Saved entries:

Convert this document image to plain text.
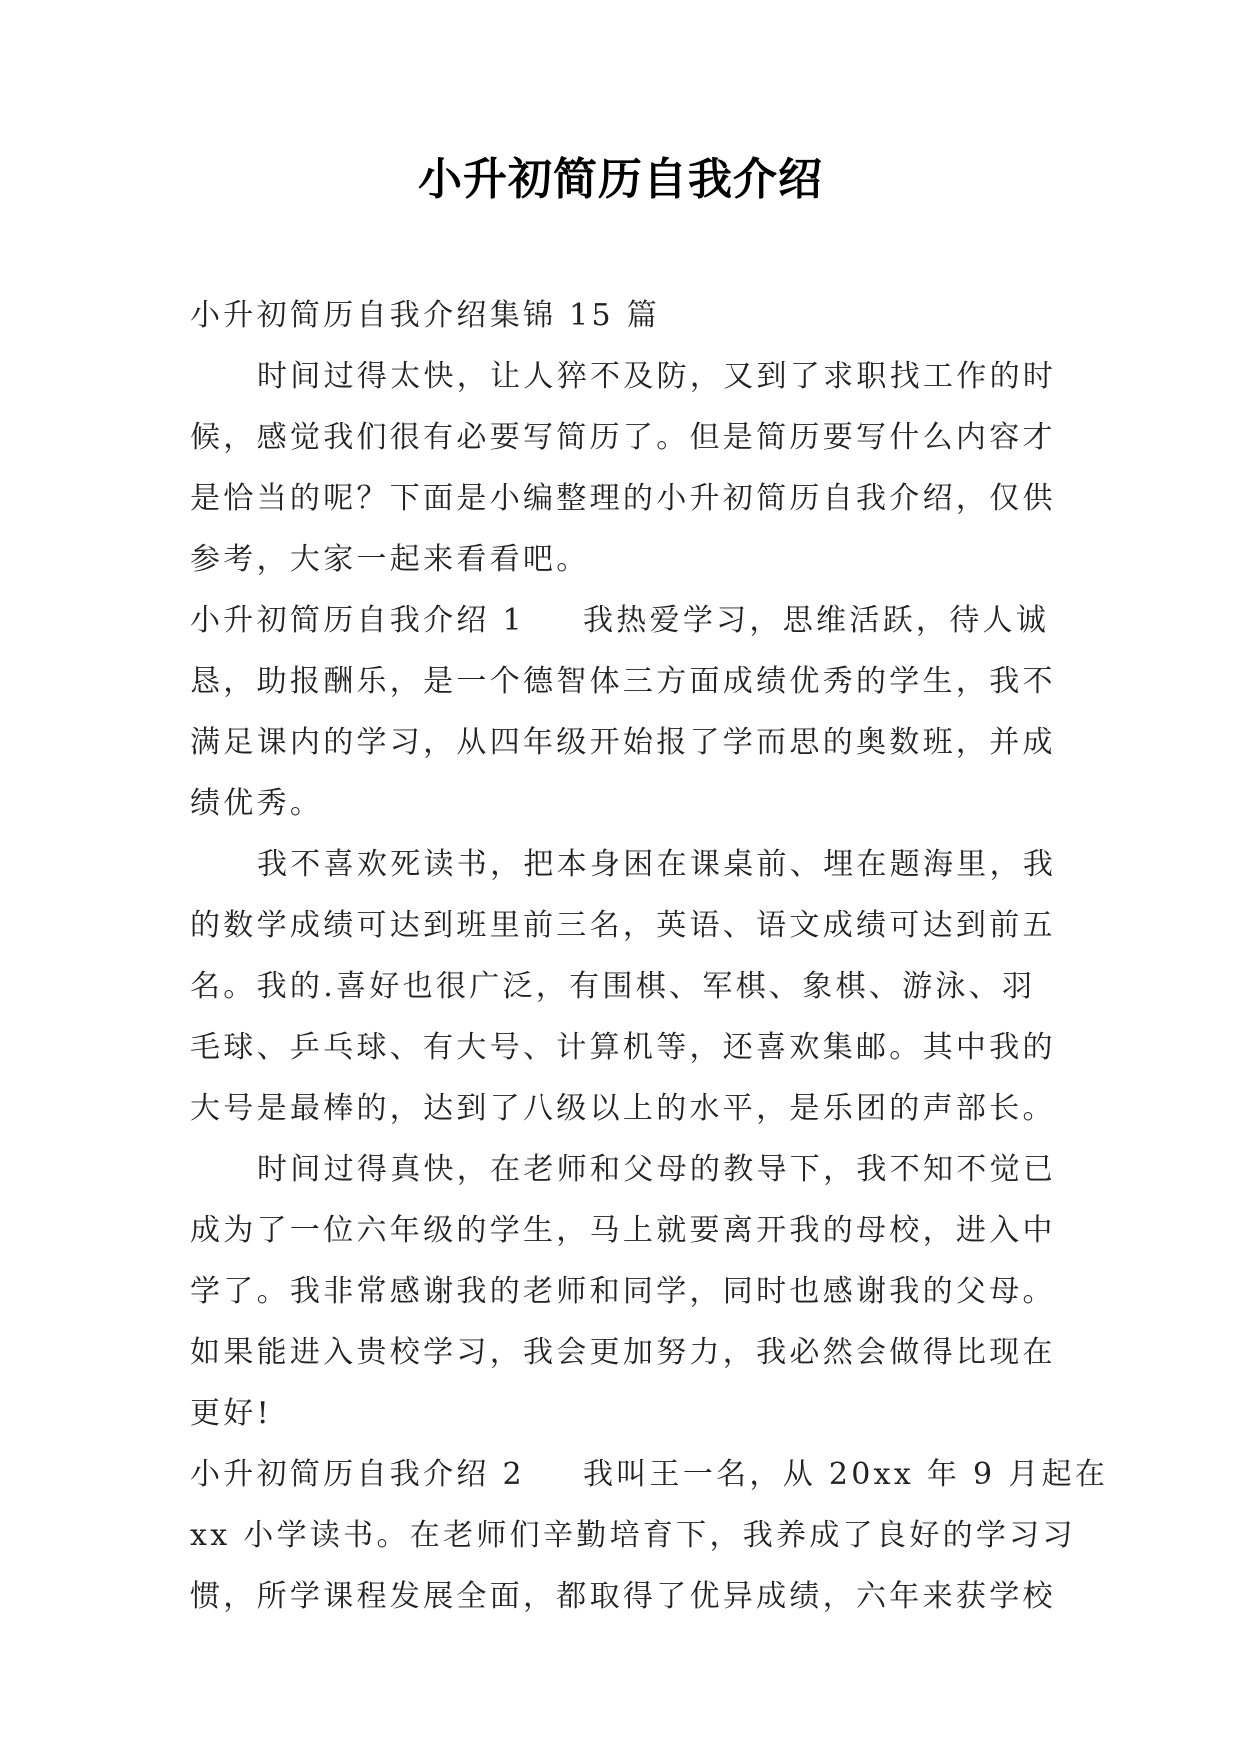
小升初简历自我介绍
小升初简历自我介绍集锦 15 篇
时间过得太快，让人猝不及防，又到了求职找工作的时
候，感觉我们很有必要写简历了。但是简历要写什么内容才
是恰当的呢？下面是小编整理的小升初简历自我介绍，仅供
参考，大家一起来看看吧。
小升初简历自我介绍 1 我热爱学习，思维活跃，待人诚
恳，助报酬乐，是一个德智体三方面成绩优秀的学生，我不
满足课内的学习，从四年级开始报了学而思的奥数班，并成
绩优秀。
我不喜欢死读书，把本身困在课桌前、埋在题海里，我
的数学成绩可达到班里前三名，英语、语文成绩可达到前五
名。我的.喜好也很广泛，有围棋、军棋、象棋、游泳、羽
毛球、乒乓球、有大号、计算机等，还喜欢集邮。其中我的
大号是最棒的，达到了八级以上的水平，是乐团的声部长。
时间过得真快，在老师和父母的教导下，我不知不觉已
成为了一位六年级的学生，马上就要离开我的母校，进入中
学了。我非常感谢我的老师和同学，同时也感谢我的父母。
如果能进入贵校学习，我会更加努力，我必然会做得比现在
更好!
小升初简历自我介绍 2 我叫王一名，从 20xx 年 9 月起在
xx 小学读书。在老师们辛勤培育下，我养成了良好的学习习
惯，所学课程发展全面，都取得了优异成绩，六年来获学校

--

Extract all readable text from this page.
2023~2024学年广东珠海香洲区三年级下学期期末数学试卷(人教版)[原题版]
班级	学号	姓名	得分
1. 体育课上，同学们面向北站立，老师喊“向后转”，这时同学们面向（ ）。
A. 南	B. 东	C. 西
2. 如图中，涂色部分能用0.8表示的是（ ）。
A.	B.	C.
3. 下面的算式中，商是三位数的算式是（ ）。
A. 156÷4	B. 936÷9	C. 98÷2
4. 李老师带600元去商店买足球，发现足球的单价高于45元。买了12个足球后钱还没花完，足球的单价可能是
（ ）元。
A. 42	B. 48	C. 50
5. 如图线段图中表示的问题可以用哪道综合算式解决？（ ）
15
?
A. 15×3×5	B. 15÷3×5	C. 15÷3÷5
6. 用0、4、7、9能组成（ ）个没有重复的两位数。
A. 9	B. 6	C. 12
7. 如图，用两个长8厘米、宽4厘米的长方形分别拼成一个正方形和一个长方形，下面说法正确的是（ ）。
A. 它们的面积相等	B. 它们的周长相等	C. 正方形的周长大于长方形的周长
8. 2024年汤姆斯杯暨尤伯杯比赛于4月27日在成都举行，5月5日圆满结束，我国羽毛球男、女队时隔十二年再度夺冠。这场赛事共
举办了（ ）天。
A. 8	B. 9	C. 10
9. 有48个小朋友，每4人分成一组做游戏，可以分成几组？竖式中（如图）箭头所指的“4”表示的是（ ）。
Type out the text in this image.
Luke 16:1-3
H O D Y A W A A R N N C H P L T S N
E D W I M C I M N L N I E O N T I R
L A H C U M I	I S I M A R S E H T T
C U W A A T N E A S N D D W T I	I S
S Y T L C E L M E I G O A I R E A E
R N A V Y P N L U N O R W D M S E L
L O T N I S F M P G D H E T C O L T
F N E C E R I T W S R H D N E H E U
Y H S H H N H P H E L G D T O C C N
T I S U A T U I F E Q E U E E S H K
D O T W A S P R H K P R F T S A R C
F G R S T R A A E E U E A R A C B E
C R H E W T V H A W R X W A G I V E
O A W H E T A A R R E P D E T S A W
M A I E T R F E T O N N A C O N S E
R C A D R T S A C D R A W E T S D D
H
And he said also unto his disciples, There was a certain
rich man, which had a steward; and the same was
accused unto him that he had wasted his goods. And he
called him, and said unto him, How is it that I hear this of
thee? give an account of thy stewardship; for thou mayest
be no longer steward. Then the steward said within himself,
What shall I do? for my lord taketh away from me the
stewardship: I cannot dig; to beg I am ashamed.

REQUEST:
Show every line where the string "that" appears.

FINISHED ANSWER:
accused unto him that he had wasted his goods. And he
called him, and said unto him, How is it that I hear this of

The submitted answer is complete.